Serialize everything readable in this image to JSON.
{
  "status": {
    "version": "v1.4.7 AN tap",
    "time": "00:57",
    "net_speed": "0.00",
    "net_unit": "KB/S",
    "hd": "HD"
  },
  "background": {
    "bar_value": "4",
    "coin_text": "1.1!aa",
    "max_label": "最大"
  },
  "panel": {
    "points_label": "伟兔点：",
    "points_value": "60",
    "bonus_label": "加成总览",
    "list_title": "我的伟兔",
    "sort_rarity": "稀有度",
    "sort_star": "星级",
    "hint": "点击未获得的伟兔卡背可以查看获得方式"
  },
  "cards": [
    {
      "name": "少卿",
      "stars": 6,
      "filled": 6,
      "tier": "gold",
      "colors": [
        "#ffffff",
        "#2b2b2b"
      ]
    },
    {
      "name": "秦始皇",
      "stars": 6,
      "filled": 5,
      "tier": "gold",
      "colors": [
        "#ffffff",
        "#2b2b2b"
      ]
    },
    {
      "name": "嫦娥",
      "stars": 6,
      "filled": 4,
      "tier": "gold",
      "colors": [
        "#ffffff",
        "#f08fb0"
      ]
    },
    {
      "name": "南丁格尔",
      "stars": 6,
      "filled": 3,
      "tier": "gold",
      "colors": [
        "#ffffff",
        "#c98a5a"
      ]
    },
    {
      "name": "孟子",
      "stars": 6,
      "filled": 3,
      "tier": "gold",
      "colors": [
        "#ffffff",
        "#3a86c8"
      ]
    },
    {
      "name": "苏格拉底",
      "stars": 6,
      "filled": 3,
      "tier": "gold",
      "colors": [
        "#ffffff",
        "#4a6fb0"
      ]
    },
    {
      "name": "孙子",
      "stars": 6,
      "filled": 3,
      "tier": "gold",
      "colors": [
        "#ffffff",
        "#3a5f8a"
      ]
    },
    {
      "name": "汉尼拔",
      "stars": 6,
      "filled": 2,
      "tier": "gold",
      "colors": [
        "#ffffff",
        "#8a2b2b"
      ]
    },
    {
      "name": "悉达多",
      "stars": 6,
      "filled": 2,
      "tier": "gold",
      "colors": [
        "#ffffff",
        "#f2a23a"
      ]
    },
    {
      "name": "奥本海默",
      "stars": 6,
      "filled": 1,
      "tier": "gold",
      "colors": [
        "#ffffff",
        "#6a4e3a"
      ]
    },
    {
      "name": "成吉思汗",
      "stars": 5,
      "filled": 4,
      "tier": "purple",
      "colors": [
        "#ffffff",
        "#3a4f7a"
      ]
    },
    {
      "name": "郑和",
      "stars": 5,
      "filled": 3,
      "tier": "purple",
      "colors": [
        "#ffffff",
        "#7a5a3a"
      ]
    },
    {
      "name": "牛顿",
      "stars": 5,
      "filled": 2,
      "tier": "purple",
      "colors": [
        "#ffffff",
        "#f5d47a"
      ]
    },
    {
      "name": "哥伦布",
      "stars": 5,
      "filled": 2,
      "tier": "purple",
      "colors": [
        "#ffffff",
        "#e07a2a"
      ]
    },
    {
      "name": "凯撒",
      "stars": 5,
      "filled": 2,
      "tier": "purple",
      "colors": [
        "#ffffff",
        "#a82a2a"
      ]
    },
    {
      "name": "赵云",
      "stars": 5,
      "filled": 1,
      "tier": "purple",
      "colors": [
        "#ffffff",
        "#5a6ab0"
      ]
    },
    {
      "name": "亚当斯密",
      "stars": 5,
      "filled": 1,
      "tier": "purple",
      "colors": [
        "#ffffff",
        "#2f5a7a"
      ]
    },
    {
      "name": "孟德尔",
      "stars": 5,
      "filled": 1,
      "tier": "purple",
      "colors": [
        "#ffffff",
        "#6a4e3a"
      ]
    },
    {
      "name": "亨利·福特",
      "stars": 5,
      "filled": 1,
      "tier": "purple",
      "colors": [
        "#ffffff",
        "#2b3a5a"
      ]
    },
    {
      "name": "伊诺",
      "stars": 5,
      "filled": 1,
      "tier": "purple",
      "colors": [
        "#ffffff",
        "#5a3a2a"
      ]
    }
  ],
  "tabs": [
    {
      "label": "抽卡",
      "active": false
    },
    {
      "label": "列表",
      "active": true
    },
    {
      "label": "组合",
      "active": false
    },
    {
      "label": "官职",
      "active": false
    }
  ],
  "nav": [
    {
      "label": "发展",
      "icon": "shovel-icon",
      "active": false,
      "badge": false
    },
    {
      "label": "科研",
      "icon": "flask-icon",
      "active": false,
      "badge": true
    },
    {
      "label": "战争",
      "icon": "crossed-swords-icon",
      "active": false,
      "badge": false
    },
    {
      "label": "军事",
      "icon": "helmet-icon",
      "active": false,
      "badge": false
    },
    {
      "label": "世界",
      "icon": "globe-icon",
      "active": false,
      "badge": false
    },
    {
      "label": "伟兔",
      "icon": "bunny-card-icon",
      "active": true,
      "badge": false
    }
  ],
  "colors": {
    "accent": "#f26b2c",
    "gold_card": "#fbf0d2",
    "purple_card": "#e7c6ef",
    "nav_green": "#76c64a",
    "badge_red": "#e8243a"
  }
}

--------------------

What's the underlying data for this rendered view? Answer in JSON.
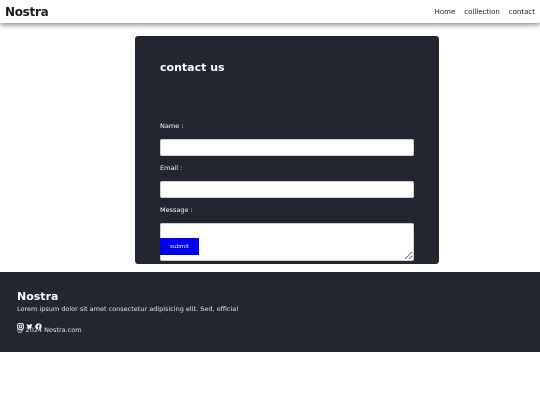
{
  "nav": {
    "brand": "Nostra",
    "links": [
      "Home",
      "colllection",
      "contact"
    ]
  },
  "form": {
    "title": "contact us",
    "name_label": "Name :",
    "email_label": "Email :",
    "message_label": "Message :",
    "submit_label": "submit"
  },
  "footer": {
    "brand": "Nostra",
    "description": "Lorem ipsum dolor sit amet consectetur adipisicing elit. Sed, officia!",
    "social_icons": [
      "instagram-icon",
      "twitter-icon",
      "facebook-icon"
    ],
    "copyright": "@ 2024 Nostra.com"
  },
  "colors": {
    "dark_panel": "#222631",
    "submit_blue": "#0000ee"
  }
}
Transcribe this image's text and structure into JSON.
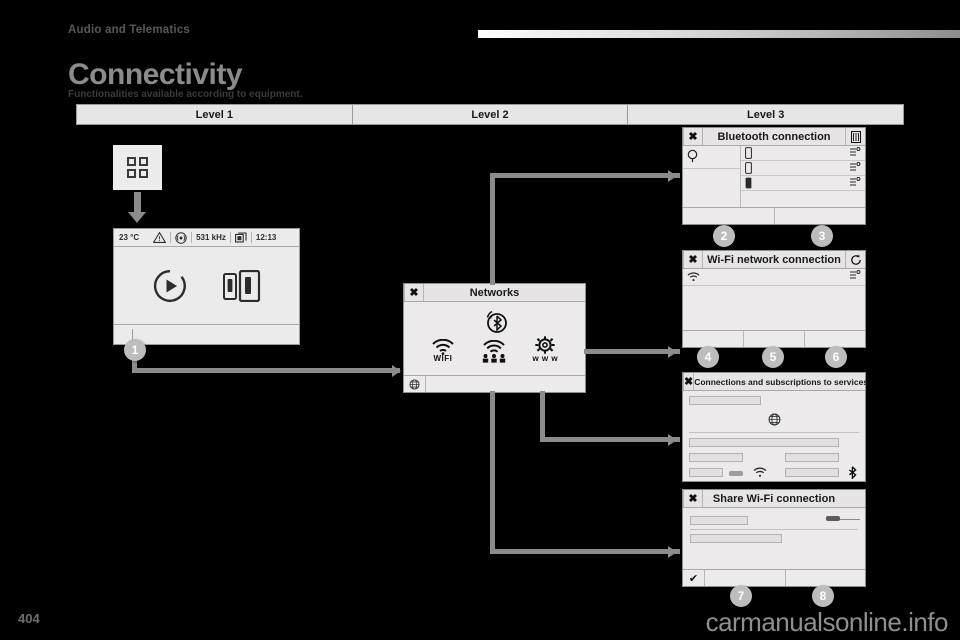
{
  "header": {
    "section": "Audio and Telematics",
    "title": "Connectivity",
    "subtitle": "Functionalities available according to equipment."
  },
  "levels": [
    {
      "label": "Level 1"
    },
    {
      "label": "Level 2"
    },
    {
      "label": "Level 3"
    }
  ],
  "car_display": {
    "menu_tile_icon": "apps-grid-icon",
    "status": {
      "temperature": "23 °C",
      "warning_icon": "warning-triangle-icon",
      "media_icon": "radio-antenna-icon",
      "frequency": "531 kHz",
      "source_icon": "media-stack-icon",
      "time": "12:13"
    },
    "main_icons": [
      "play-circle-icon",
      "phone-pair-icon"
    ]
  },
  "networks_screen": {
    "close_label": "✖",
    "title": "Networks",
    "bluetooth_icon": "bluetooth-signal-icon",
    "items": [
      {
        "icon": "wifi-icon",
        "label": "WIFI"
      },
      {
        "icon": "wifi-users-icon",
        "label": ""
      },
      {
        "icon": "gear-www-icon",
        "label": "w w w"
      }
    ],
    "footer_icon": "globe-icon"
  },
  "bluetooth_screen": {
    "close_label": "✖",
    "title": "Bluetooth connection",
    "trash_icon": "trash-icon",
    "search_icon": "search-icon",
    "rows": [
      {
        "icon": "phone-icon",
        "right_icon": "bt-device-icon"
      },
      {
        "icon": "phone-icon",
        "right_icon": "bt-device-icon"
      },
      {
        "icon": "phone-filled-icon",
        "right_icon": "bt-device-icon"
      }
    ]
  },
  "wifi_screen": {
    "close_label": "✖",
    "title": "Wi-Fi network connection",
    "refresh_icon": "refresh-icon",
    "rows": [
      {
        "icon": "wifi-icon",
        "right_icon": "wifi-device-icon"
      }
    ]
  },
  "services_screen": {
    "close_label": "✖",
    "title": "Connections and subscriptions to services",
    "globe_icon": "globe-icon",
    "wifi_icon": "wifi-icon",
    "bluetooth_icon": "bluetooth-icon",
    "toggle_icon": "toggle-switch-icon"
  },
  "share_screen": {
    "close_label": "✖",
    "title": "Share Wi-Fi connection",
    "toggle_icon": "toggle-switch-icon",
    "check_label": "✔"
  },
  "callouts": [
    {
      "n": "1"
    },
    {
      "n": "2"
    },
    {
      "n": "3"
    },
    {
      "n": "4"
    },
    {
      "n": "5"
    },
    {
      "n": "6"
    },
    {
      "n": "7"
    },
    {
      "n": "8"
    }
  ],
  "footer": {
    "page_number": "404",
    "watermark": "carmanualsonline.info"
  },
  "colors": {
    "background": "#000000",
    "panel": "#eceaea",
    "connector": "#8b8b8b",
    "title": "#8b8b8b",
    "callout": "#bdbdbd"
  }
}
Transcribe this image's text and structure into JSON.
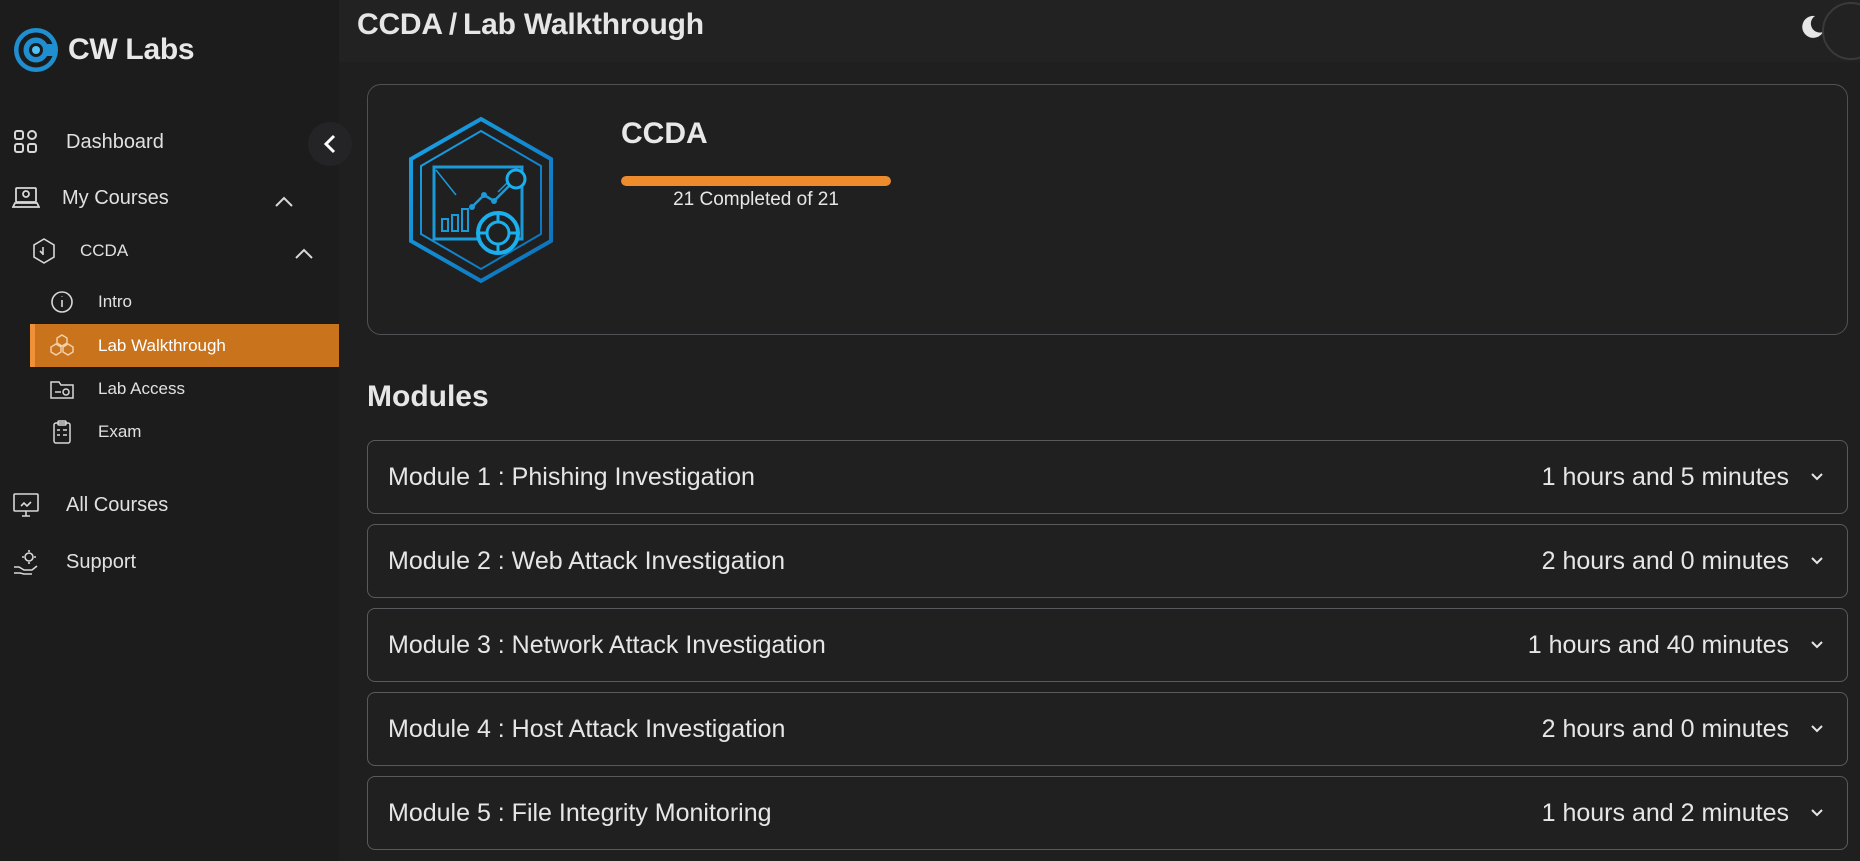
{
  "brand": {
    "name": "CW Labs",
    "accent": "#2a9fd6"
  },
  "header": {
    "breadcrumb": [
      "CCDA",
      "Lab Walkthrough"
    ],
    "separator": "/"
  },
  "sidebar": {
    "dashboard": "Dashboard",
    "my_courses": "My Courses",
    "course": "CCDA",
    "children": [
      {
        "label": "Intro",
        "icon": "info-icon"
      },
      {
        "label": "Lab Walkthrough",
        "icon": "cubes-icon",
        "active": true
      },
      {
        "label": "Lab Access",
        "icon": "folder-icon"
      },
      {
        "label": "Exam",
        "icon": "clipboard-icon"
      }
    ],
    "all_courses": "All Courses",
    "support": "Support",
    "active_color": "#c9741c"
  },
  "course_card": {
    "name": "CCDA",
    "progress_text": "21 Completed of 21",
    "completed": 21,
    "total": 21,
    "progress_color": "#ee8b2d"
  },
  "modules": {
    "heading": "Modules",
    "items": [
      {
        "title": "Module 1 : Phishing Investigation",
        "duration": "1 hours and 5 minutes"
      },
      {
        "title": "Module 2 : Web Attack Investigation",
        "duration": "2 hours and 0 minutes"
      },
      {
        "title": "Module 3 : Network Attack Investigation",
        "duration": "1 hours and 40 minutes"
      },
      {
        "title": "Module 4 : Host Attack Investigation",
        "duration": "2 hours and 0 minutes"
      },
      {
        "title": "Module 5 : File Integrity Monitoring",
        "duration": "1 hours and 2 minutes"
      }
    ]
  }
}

--------------------

■ SHORT TASK
Scan the material above for the string "toggle" and return the lines that hold it.

■ RESULT
    "toggle_icon": "toggle-switch-icon"
    "toggle_icon": "toggle-switch-icon",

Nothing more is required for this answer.